--- Begin DATA TO USE ---

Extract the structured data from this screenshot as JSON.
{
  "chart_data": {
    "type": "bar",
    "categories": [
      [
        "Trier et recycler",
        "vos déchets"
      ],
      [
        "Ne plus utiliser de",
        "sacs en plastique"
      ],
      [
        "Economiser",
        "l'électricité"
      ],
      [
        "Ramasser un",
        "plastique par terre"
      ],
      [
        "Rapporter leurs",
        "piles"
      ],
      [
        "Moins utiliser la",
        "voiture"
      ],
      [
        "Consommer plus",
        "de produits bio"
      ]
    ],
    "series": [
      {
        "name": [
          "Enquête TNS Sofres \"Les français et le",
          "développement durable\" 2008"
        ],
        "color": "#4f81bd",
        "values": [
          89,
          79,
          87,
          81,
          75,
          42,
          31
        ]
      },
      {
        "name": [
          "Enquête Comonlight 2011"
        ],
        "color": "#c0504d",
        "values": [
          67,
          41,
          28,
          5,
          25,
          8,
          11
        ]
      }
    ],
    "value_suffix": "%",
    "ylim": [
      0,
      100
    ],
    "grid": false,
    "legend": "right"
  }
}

--- End DATA TO USE ---

▶ **EXERCISE INSTRUCTIONS**:
Which lines in the listing above hold the word "Enquête"? Show each of them.

▶ **TASK RESPONSE**:
          "Enquête TNS Sofres \"Les français et le",
          "Enquête Comonlight 2011"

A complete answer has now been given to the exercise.